- _Written instruction_
What you return should match every record exactly, with the images removed.

[Data records]
※ ※ ※
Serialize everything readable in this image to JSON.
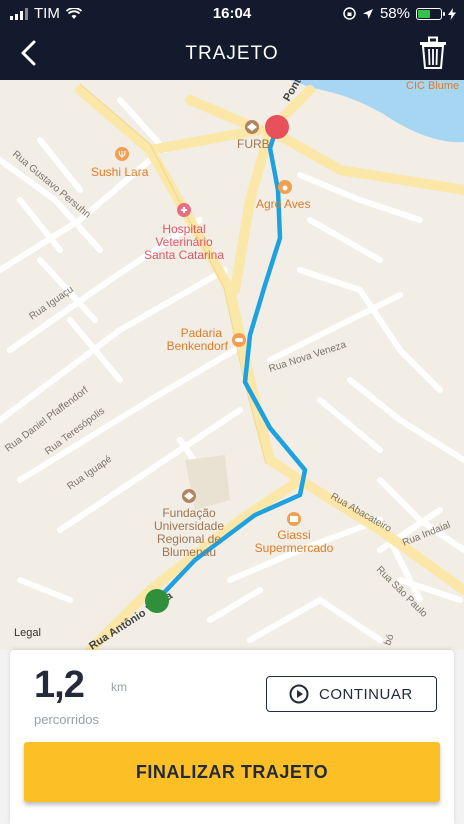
{
  "status_bar": {
    "carrier": "TIM",
    "time": "16:04",
    "battery_percent": "58%",
    "battery_level": 0.58,
    "battery_color": "#33c24d"
  },
  "header": {
    "title": "TRAJETO",
    "background": "#141a2e"
  },
  "map": {
    "legal": "Legal",
    "route_color": "#1da1e0",
    "start_marker_color": "#2f8f3a",
    "end_marker_color": "#e8505b",
    "pois": {
      "sushi": "Sushi Lara",
      "furb": "FURB",
      "agro": "Agro Aves",
      "hospital_1": "Hospital",
      "hospital_2": "Veterinário",
      "hospital_3": "Santa Catarina",
      "padaria_1": "Padaria",
      "padaria_2": "Benkendorf",
      "fundacao_1": "Fundação",
      "fundacao_2": "Universidade",
      "fundacao_3": "Regional de",
      "fundacao_4": "Blumenau",
      "giassi_1": "Giassi",
      "giassi_2": "Supermercado",
      "cic": "CIC Blume"
    },
    "streets": {
      "gustavo": "Rua Gustavo Persuhn",
      "iguacu": "Rua Iguaçu",
      "daniel": "Rua Daniel Pfaffendorf",
      "teresopolis": "Rua Teresópolis",
      "iguape": "Rua Iguapé",
      "nova_veneza": "Rua Nova Veneza",
      "abacateiro": "Rua Abacateiro",
      "indaial": "Rua Indaial",
      "sao_paulo": "Rua São Paulo",
      "antonio": "Rua Antônio Veiga",
      "ponte": "Ponte",
      "bo": "bó"
    }
  },
  "summary": {
    "distance_value": "1,2",
    "distance_unit": "km",
    "distance_label": "percorridos",
    "continue_label": "CONTINUAR",
    "finish_label": "FINALIZAR TRAJETO",
    "accent": "#fcbf26"
  }
}
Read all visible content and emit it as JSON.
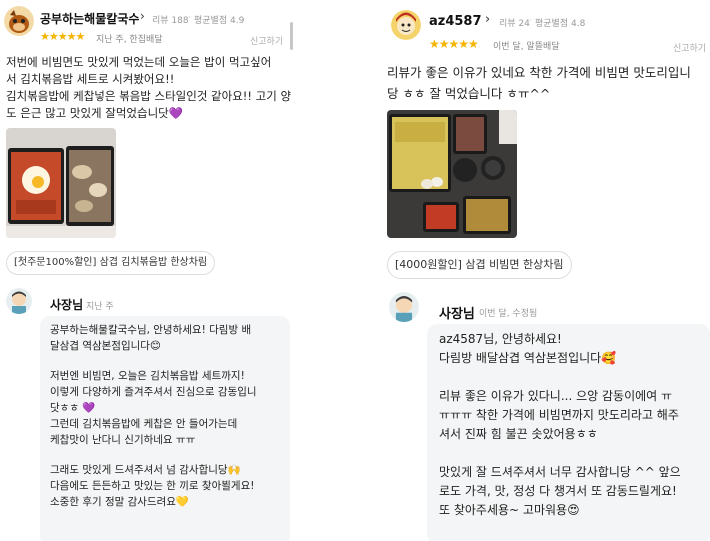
{
  "left": {
    "user": {
      "name": "공부하는해물칼국수",
      "review_count": "리뷰 188",
      "avg_rating": "평균별점 4.9"
    },
    "rating": {
      "stars": "★★★★★",
      "when": "지난 주, 한집배달"
    },
    "report": "신고하기",
    "review_lines": [
      "저번에 비빔면도 맛있게 먹었는데 오늘은 밥이 먹고싶어",
      "서 김치볶음밥 세트로 시켜봤어요!!",
      "김치볶음밥에 케찹넣은 볶음밥 스타일인것 같아요!! 고기 양",
      "도 은근 많고 맛있게 잘먹었습니닷💜"
    ],
    "order_chip": "[첫주문100%할인] 삼겹 김치볶음밥 한상차림",
    "owner": {
      "name": "사장님",
      "when": "지난 주"
    },
    "reply_lines": [
      "공부하는해물칼국수님, 안녕하세요! 다림방 배",
      "달삼겹 역삼본점입니다😊",
      "",
      "저번엔 비빔면, 오늘은 김치볶음밥 세트까지!",
      "이렇게 다양하게 즐겨주셔서 진심으로 감동입니",
      "닷ㅎㅎ 💜",
      "그런데 김치볶음밥에 케찹은 안 들어가는데",
      "케찹맛이 난다니 신기하네요 ㅠㅠ",
      "",
      "그래도 맛있게 드셔주셔서 넘 감사합니당🙌",
      "다음에도 든든하고 맛있는 한 끼로 찾아뵐게요!",
      "소중한 후기 정말 감사드려요💛"
    ]
  },
  "right": {
    "user": {
      "name": "az4587",
      "review_count": "리뷰 24",
      "avg_rating": "평균별점 4.8"
    },
    "rating": {
      "stars": "★★★★★",
      "when": "이번 달, 알뜰배달"
    },
    "report": "신고하기",
    "review_lines": [
      "리뷰가 좋은 이유가 있네요 착한 가격에 비빔면 맛도리입니",
      "당 ㅎㅎ 잘 먹었습니다 ㅎㅠ^^"
    ],
    "order_chip": "[4000원할인] 삼겹 비빔면 한상차림",
    "owner": {
      "name": "사장님",
      "when": "이번 달, 수정됨"
    },
    "reply_lines": [
      "az4587님, 안녕하세요!",
      "다림방 배달삼겹 역삼본점입니다🥰",
      "",
      "리뷰 좋은 이유가 있다니... 으앙 감동이에여 ㅠ",
      "ㅠㅠㅠ 착한 가격에 비빔면까지 맛도리라고 해주",
      "셔서 진짜 힘 불끈 솟았어용ㅎㅎ",
      "",
      "맛있게 잘 드셔주셔서 너무 감사합니당 ^^ 앞으",
      "로도 가격, 맛, 정성 다 챙겨서 또 감동드릴게요!",
      "또 찾아주세용~ 고마워용😍"
    ]
  },
  "colors": {
    "star": "#f5b400",
    "bubble": "#f4f5f6",
    "meta": "#999999"
  }
}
※ ※ ※
- _Task response_
Serialize everything readable in this image to JSON.
{
  "status_bar": {
    "carrier": "TIM",
    "time": "16:04",
    "battery_percent": "58%",
    "battery_level": 0.58,
    "battery_color": "#33c24d"
  },
  "header": {
    "title": "TRAJETO",
    "background": "#141a2e"
  },
  "map": {
    "legal": "Legal",
    "route_color": "#1da1e0",
    "start_marker_color": "#2f8f3a",
    "end_marker_color": "#e8505b",
    "pois": {
      "sushi": "Sushi Lara",
      "furb": "FURB",
      "agro": "Agro Aves",
      "hospital_1": "Hospital",
      "hospital_2": "Veterinário",
      "hospital_3": "Santa Catarina",
      "padaria_1": "Padaria",
      "padaria_2": "Benkendorf",
      "fundacao_1": "Fundação",
      "fundacao_2": "Universidade",
      "fundacao_3": "Regional de",
      "fundacao_4": "Blumenau",
      "giassi_1": "Giassi",
      "giassi_2": "Supermercado",
      "cic": "CIC Blume"
    },
    "streets": {
      "gustavo": "Rua Gustavo Persuhn",
      "iguacu": "Rua Iguaçu",
      "daniel": "Rua Daniel Pfaffendorf",
      "teresopolis": "Rua Teresópolis",
      "iguape": "Rua Iguapé",
      "nova_veneza": "Rua Nova Veneza",
      "abacateiro": "Rua Abacateiro",
      "indaial": "Rua Indaial",
      "sao_paulo": "Rua São Paulo",
      "antonio": "Rua Antônio Veiga",
      "ponte": "Ponte",
      "bo": "bó"
    }
  },
  "summary": {
    "distance_value": "1,2",
    "distance_unit": "km",
    "distance_label": "percorridos",
    "continue_label": "CONTINUAR",
    "finish_label": "FINALIZAR TRAJETO",
    "accent": "#fcbf26"
  }
}
Read all visible content and emit it as JSON.
{
  "left": {
    "user": {
      "name": "공부하는해물칼국수",
      "review_count": "리뷰 188",
      "avg_rating": "평균별점 4.9"
    },
    "rating": {
      "stars": "★★★★★",
      "when": "지난 주, 한집배달"
    },
    "report": "신고하기",
    "review_lines": [
      "저번에 비빔면도 맛있게 먹었는데 오늘은 밥이 먹고싶어",
      "서 김치볶음밥 세트로 시켜봤어요!!",
      "김치볶음밥에 케찹넣은 볶음밥 스타일인것 같아요!! 고기 양",
      "도 은근 많고 맛있게 잘먹었습니닷💜"
    ],
    "order_chip": "[첫주문100%할인] 삼겹 김치볶음밥 한상차림",
    "owner": {
      "name": "사장님",
      "when": "지난 주"
    },
    "reply_lines": [
      "공부하는해물칼국수님, 안녕하세요! 다림방 배",
      "달삼겹 역삼본점입니다😊",
      "",
      "저번엔 비빔면, 오늘은 김치볶음밥 세트까지!",
      "이렇게 다양하게 즐겨주셔서 진심으로 감동입니",
      "닷ㅎㅎ 💜",
      "그런데 김치볶음밥에 케찹은 안 들어가는데",
      "케찹맛이 난다니 신기하네요 ㅠㅠ",
      "",
      "그래도 맛있게 드셔주셔서 넘 감사합니당🙌",
      "다음에도 든든하고 맛있는 한 끼로 찾아뵐게요!",
      "소중한 후기 정말 감사드려요💛"
    ]
  },
  "right": {
    "user": {
      "name": "az4587",
      "review_count": "리뷰 24",
      "avg_rating": "평균별점 4.8"
    },
    "rating": {
      "stars": "★★★★★",
      "when": "이번 달, 알뜰배달"
    },
    "report": "신고하기",
    "review_lines": [
      "리뷰가 좋은 이유가 있네요 착한 가격에 비빔면 맛도리입니",
      "당 ㅎㅎ 잘 먹었습니다 ㅎㅠ^^"
    ],
    "order_chip": "[4000원할인] 삼겹 비빔면 한상차림",
    "owner": {
      "name": "사장님",
      "when": "이번 달, 수정됨"
    },
    "reply_lines": [
      "az4587님, 안녕하세요!",
      "다림방 배달삼겹 역삼본점입니다🥰",
      "",
      "리뷰 좋은 이유가 있다니... 으앙 감동이에여 ㅠ",
      "ㅠㅠㅠ 착한 가격에 비빔면까지 맛도리라고 해주",
      "셔서 진짜 힘 불끈 솟았어용ㅎㅎ",
      "",
      "맛있게 잘 드셔주셔서 너무 감사합니당 ^^ 앞으",
      "로도 가격, 맛, 정성 다 챙겨서 또 감동드릴게요!",
      "또 찾아주세용~ 고마워용😍"
    ]
  },
  "colors": {
    "star": "#f5b400",
    "bubble": "#f4f5f6",
    "meta": "#999999"
  }
}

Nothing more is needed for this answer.